Reproduce exactly the lines beginning with the line that contains "Transcribe this image's" and ending at the final line of the material below.

==============================

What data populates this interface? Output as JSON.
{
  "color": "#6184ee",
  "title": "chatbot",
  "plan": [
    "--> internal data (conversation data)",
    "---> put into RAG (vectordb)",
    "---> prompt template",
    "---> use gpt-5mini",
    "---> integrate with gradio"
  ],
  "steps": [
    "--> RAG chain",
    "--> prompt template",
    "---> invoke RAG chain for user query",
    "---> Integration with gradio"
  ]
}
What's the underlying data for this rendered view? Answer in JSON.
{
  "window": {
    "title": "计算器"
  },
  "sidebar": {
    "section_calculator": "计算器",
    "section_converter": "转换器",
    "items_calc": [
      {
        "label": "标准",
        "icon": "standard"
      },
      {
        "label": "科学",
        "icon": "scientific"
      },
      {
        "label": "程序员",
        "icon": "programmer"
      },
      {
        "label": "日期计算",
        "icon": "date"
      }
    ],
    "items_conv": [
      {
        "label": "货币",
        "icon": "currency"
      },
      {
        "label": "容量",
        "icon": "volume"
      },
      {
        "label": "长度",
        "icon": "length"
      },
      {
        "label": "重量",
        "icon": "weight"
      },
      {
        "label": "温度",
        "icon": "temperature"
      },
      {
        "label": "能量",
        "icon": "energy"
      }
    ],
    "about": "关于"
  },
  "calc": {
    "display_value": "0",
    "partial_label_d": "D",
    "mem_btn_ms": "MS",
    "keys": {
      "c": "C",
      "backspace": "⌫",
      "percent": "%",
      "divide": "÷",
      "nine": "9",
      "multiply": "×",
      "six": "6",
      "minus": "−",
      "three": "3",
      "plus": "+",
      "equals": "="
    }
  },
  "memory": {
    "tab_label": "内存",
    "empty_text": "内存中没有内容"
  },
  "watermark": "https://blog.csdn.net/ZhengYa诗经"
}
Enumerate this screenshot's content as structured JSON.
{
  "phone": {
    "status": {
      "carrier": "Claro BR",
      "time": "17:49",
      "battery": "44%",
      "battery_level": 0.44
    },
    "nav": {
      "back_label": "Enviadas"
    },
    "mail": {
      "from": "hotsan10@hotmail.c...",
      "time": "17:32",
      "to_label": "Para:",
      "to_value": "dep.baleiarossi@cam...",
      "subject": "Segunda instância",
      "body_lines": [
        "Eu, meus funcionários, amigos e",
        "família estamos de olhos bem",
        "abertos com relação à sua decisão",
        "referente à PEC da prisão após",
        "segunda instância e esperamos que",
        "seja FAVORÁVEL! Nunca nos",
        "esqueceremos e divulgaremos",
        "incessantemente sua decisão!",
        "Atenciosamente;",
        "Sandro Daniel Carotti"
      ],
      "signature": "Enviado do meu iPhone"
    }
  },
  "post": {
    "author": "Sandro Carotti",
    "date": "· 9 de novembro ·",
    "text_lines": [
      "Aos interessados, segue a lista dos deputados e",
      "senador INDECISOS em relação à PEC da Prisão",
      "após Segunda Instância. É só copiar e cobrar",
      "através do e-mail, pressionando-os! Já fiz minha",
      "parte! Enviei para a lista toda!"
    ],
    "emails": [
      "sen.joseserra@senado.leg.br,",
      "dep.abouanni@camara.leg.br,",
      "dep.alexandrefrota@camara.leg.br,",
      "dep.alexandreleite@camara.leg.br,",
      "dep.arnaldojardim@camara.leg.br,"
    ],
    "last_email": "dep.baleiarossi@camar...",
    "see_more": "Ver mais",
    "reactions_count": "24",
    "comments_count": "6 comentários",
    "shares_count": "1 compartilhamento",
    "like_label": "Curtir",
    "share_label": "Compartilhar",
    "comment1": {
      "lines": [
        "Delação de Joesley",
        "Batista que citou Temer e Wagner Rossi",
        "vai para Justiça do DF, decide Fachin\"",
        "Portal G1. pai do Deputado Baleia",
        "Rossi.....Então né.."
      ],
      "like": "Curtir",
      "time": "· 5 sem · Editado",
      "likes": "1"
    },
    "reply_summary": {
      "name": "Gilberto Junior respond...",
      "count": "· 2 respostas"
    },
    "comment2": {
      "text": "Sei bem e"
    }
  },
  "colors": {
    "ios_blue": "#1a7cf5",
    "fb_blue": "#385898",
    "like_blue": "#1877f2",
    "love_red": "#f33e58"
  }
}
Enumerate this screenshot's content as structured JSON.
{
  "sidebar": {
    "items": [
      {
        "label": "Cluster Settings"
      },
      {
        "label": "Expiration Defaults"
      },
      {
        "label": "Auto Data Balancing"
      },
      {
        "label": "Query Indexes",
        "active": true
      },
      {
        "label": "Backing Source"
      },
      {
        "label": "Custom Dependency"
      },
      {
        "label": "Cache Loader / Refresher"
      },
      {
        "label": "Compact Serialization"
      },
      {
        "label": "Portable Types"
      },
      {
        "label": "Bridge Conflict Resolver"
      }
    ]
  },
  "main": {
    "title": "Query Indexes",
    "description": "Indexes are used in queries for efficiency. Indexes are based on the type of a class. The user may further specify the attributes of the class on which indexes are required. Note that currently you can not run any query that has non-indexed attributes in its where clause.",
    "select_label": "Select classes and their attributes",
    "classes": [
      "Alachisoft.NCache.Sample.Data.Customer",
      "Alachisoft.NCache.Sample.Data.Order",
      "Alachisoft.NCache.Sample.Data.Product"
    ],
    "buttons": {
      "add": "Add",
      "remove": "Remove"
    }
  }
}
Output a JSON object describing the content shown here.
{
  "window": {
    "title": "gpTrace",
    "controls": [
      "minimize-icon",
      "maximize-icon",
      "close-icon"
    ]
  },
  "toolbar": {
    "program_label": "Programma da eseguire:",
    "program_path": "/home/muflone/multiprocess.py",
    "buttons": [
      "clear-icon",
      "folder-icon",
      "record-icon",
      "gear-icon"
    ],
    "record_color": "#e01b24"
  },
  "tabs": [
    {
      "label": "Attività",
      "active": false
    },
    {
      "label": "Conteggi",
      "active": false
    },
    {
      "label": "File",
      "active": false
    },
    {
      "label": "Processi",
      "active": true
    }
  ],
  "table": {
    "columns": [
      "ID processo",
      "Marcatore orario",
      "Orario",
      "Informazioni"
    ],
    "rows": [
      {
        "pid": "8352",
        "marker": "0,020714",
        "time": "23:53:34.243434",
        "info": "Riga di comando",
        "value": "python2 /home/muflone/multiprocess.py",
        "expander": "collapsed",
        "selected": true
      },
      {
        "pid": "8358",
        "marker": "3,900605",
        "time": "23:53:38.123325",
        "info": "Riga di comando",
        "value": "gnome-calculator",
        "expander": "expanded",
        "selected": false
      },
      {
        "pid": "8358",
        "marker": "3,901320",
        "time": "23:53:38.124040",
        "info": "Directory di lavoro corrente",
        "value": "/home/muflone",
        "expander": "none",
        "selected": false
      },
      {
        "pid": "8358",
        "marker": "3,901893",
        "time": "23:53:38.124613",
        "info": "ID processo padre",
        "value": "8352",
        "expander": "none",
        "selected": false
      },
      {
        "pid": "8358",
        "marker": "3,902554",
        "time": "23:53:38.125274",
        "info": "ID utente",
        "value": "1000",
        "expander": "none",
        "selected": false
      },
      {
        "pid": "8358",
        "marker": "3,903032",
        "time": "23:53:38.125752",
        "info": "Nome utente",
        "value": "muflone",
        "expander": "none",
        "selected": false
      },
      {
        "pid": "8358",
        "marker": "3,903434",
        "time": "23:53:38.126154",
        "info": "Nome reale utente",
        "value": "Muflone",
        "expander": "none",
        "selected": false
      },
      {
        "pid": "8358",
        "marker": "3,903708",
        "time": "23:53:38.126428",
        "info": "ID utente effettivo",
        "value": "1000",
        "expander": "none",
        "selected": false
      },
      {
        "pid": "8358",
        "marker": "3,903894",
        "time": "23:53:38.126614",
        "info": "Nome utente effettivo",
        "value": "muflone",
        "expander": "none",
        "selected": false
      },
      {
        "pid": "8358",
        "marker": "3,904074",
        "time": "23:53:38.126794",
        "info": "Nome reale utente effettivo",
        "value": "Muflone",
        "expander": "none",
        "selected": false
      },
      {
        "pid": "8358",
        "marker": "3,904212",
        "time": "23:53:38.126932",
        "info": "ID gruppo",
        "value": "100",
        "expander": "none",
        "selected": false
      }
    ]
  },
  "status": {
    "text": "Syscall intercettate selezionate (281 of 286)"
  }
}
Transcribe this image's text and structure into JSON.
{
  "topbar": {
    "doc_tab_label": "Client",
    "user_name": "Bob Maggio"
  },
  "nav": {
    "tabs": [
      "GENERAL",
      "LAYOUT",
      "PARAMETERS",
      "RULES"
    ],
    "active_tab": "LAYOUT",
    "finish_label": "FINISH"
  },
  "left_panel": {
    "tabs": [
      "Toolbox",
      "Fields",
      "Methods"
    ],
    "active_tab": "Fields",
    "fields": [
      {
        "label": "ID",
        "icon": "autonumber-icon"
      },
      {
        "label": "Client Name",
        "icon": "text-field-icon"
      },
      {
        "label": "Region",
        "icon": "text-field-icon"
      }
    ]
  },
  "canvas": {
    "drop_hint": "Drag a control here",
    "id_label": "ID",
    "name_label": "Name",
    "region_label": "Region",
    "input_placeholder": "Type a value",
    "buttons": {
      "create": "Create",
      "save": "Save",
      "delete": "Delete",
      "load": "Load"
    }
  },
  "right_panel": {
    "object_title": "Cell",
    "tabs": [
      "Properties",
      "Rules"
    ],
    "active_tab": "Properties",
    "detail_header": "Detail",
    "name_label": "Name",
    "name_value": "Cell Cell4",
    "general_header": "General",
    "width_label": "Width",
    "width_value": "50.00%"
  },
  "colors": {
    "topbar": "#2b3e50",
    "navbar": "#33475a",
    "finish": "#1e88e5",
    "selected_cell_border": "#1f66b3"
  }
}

==============================

#### Finished exercise:
Transcribe this image's text and structure into JSON.
{
  "topbar": {
    "doc_tab_label": "Client",
    "user_name": "Bob Maggio"
  },
  "nav": {
    "tabs": [
      "GENERAL",
      "LAYOUT",
      "PARAMETERS",
      "RULES"
    ],
    "active_tab": "LAYOUT",
    "finish_label": "FINISH"
  },
  "left_panel": {
    "tabs": [
      "Toolbox",
      "Fields",
      "Methods"
    ],
    "active_tab": "Fields",
    "fields": [
      {
        "label": "ID",
        "icon": "autonumber-icon"
      },
      {
        "label": "Client Name",
        "icon": "text-field-icon"
      },
      {
        "label": "Region",
        "icon": "text-field-icon"
      }
    ]
  },
  "canvas": {
    "drop_hint": "Drag a control here",
    "id_label": "ID",
    "name_label": "Name",
    "region_label": "Region",
    "input_placeholder": "Type a value",
    "buttons": {
      "create": "Create",
      "save": "Save",
      "delete": "Delete",
      "load": "Load"
    }
  },
  "right_panel": {
    "object_title": "Cell",
    "tabs": [
      "Properties",
      "Rules"
    ],
    "active_tab": "Properties",
    "detail_header": "Detail",
    "name_label": "Name",
    "name_value": "Cell Cell4",
    "general_header": "General",
    "width_label": "Width",
    "width_value": "50.00%"
  },
  "colors": {
    "topbar": "#2b3e50",
    "navbar": "#33475a",
    "finish": "#1e88e5",
    "selected_cell_border": "#1f66b3"
  }
}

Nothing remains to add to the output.